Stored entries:
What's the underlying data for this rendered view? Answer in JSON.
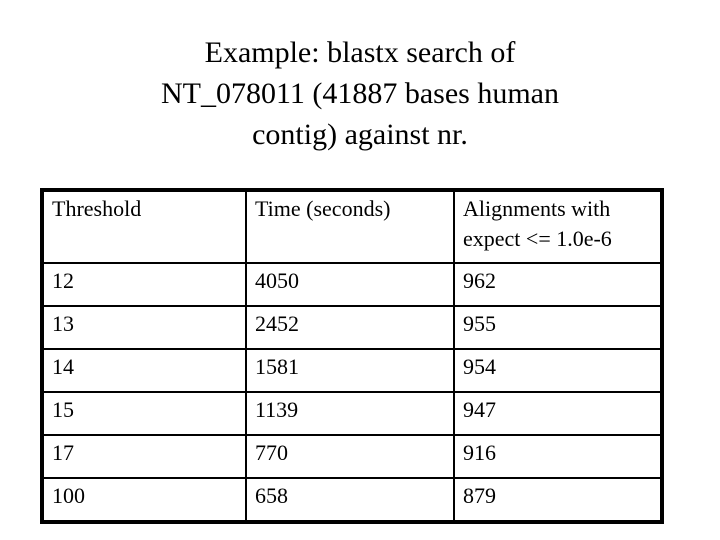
{
  "slide": {
    "title_lines": [
      "Example: blastx search of",
      "NT_078011 (41887 bases human",
      "contig) against nr."
    ],
    "background_color": "#ffffff",
    "text_color": "#000000"
  },
  "table": {
    "columns": [
      {
        "header_lines": [
          "Threshold"
        ]
      },
      {
        "header_lines": [
          "Time (seconds)"
        ]
      },
      {
        "header_lines": [
          "Alignments with",
          "expect <= 1.0e-6"
        ]
      }
    ],
    "rows": [
      {
        "threshold": "12",
        "time_seconds": "4050",
        "alignments": "962"
      },
      {
        "threshold": "13",
        "time_seconds": "2452",
        "alignments": "955"
      },
      {
        "threshold": "14",
        "time_seconds": "1581",
        "alignments": "954"
      },
      {
        "threshold": "15",
        "time_seconds": "1139",
        "alignments": "947"
      },
      {
        "threshold": "17",
        "time_seconds": "770",
        "alignments": "916"
      },
      {
        "threshold": "100",
        "time_seconds": "658",
        "alignments": "879"
      }
    ],
    "border_color": "#000000"
  },
  "chart_data": {
    "type": "table",
    "title": "Example: blastx search of NT_078011 (41887 bases human contig) against nr.",
    "columns": [
      "Threshold",
      "Time (seconds)",
      "Alignments with expect <= 1.0e-6"
    ],
    "rows": [
      [
        "12",
        "4050",
        "962"
      ],
      [
        "13",
        "2452",
        "955"
      ],
      [
        "14",
        "1581",
        "954"
      ],
      [
        "15",
        "1139",
        "947"
      ],
      [
        "17",
        "770",
        "916"
      ],
      [
        "100",
        "658",
        "879"
      ]
    ],
    "threshold": [
      12,
      13,
      14,
      15,
      17,
      100
    ],
    "time_seconds": [
      4050,
      2452,
      1581,
      1139,
      770,
      658
    ],
    "alignments_expect_le_1e6": [
      962,
      955,
      954,
      947,
      916,
      879
    ],
    "xlabel": "Threshold",
    "ylabel": "",
    "grid": true,
    "legend": "none"
  }
}
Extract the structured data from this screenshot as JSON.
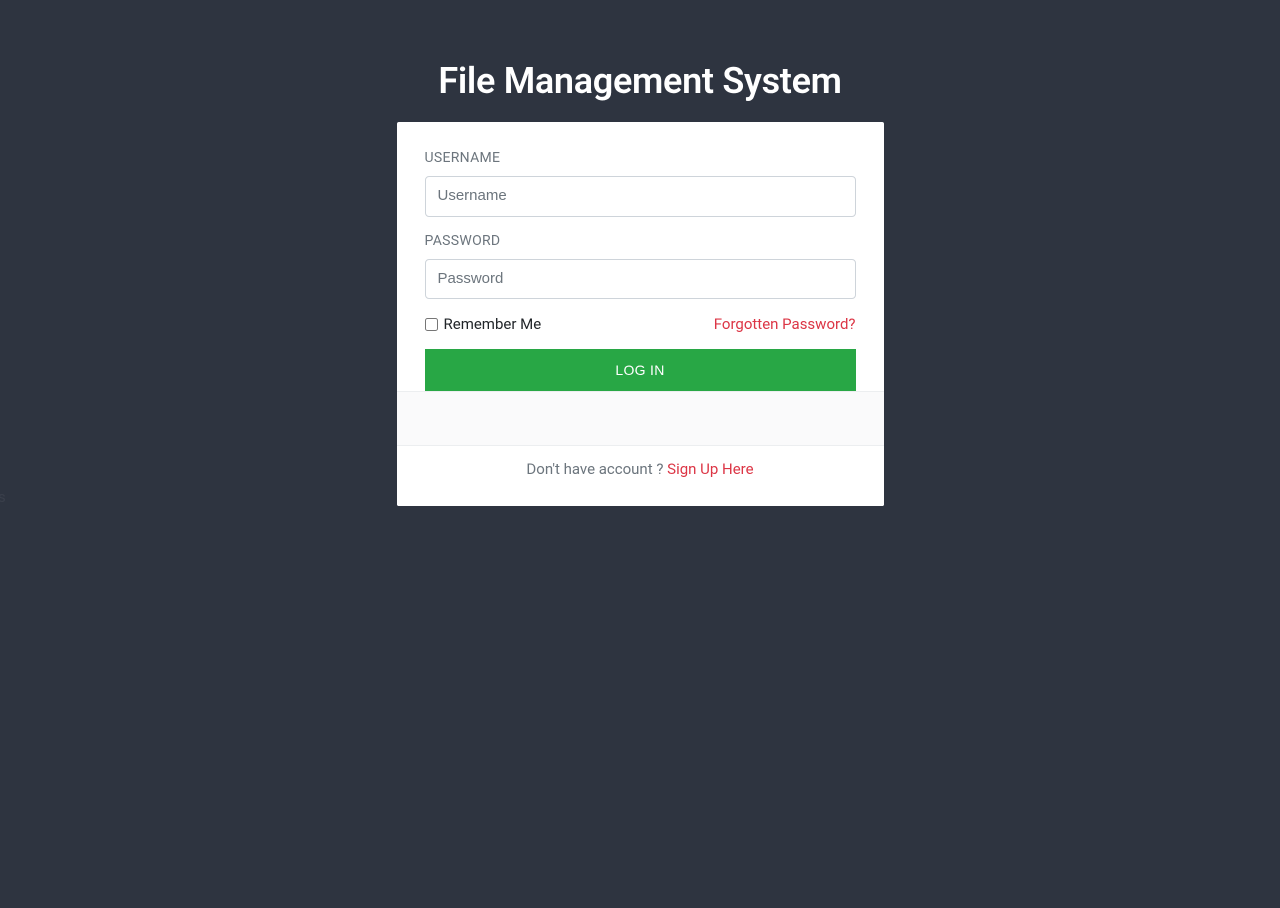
{
  "header": {
    "title": "File Management System"
  },
  "form": {
    "username_label": "USERNAME",
    "username_placeholder": "Username",
    "password_label": "PASSWORD",
    "password_placeholder": "Password",
    "remember_label": "Remember Me",
    "forgot_label": "Forgotten Password?",
    "login_button_label": "LOG IN"
  },
  "footer": {
    "prompt_text": "Don't have account ? ",
    "signup_link_label": "Sign Up Here"
  }
}
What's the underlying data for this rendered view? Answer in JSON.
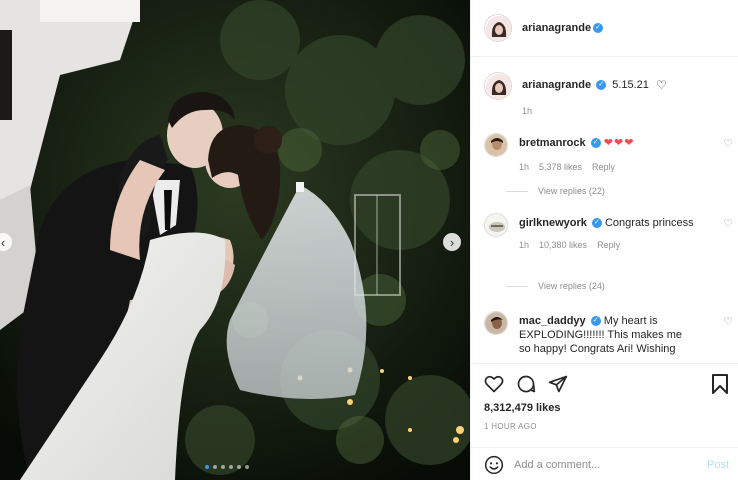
{
  "post": {
    "username": "arianagrande",
    "date": "5.15.21",
    "time_ago": "1h",
    "likes": "8,312,479 likes",
    "posted": "1 HOUR AGO",
    "carousel_count": 6,
    "carousel_active": 1
  },
  "comments": [
    {
      "username": "bretmanrock",
      "text": "",
      "hearts": "❤❤❤",
      "time": "1h",
      "likes": "5,378 likes",
      "reply": "Reply",
      "view_replies": "View replies (22)"
    },
    {
      "username": "girlknewyork",
      "text": "Congrats princess",
      "hearts": "",
      "time": "1h",
      "likes": "10,380 likes",
      "reply": "Reply",
      "view_replies": "View replies (24)"
    },
    {
      "username": "mac_daddyy",
      "text": "My heart is EXPLODING!!!!!!! This makes me so happy! Congrats Ari! Wishing",
      "hearts": "",
      "time": "",
      "likes": "",
      "reply": "",
      "view_replies": ""
    }
  ],
  "composer": {
    "placeholder": "Add a comment...",
    "post_label": "Post"
  },
  "colors": {
    "verified": "#3897f0",
    "heart": "#ed4956",
    "post_disabled": "#b2dffc"
  },
  "icons": [
    "chevron-left-icon",
    "chevron-right-icon",
    "heart-icon",
    "comment-icon",
    "share-icon",
    "bookmark-icon",
    "emoji-icon",
    "verified-icon"
  ]
}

WHAT IS ASKED
What you return should match the records above word for word, minus the pictures.

COMPLETE RESPONSE
What's the underlying data for this rendered view? Answer in JSON.
{
  "slide": {
    "title_lines": [
      "Example: blastx search of",
      "NT_078011 (41887 bases human",
      "contig) against nr."
    ],
    "background_color": "#ffffff",
    "text_color": "#000000"
  },
  "table": {
    "columns": [
      {
        "header_lines": [
          "Threshold"
        ]
      },
      {
        "header_lines": [
          "Time (seconds)"
        ]
      },
      {
        "header_lines": [
          "Alignments with",
          "expect <= 1.0e-6"
        ]
      }
    ],
    "rows": [
      {
        "threshold": "12",
        "time_seconds": "4050",
        "alignments": "962"
      },
      {
        "threshold": "13",
        "time_seconds": "2452",
        "alignments": "955"
      },
      {
        "threshold": "14",
        "time_seconds": "1581",
        "alignments": "954"
      },
      {
        "threshold": "15",
        "time_seconds": "1139",
        "alignments": "947"
      },
      {
        "threshold": "17",
        "time_seconds": "770",
        "alignments": "916"
      },
      {
        "threshold": "100",
        "time_seconds": "658",
        "alignments": "879"
      }
    ],
    "border_color": "#000000"
  },
  "chart_data": {
    "type": "table",
    "title": "Example: blastx search of NT_078011 (41887 bases human contig) against nr.",
    "columns": [
      "Threshold",
      "Time (seconds)",
      "Alignments with expect <= 1.0e-6"
    ],
    "rows": [
      [
        "12",
        "4050",
        "962"
      ],
      [
        "13",
        "2452",
        "955"
      ],
      [
        "14",
        "1581",
        "954"
      ],
      [
        "15",
        "1139",
        "947"
      ],
      [
        "17",
        "770",
        "916"
      ],
      [
        "100",
        "658",
        "879"
      ]
    ],
    "threshold": [
      12,
      13,
      14,
      15,
      17,
      100
    ],
    "time_seconds": [
      4050,
      2452,
      1581,
      1139,
      770,
      658
    ],
    "alignments_expect_le_1e6": [
      962,
      955,
      954,
      947,
      916,
      879
    ],
    "xlabel": "Threshold",
    "ylabel": "",
    "grid": true,
    "legend": "none"
  }
}
Extract the structured data from this screenshot as JSON.
{
  "header": {
    "title": "File Management System"
  },
  "form": {
    "username_label": "USERNAME",
    "username_placeholder": "Username",
    "password_label": "PASSWORD",
    "password_placeholder": "Password",
    "remember_label": "Remember Me",
    "forgot_label": "Forgotten Password?",
    "login_button_label": "LOG IN"
  },
  "footer": {
    "prompt_text": "Don't have account ? ",
    "signup_link_label": "Sign Up Here"
  }
}
What's the underlying data for this rendered view? Answer in JSON.
{
  "post": {
    "username": "arianagrande",
    "date": "5.15.21",
    "time_ago": "1h",
    "likes": "8,312,479 likes",
    "posted": "1 HOUR AGO",
    "carousel_count": 6,
    "carousel_active": 1
  },
  "comments": [
    {
      "username": "bretmanrock",
      "text": "",
      "hearts": "❤❤❤",
      "time": "1h",
      "likes": "5,378 likes",
      "reply": "Reply",
      "view_replies": "View replies (22)"
    },
    {
      "username": "girlknewyork",
      "text": "Congrats princess",
      "hearts": "",
      "time": "1h",
      "likes": "10,380 likes",
      "reply": "Reply",
      "view_replies": "View replies (24)"
    },
    {
      "username": "mac_daddyy",
      "text": "My heart is EXPLODING!!!!!!! This makes me so happy! Congrats Ari! Wishing",
      "hearts": "",
      "time": "",
      "likes": "",
      "reply": "",
      "view_replies": ""
    }
  ],
  "composer": {
    "placeholder": "Add a comment...",
    "post_label": "Post"
  },
  "colors": {
    "verified": "#3897f0",
    "heart": "#ed4956",
    "post_disabled": "#b2dffc"
  },
  "icons": [
    "chevron-left-icon",
    "chevron-right-icon",
    "heart-icon",
    "comment-icon",
    "share-icon",
    "bookmark-icon",
    "emoji-icon",
    "verified-icon"
  ]
}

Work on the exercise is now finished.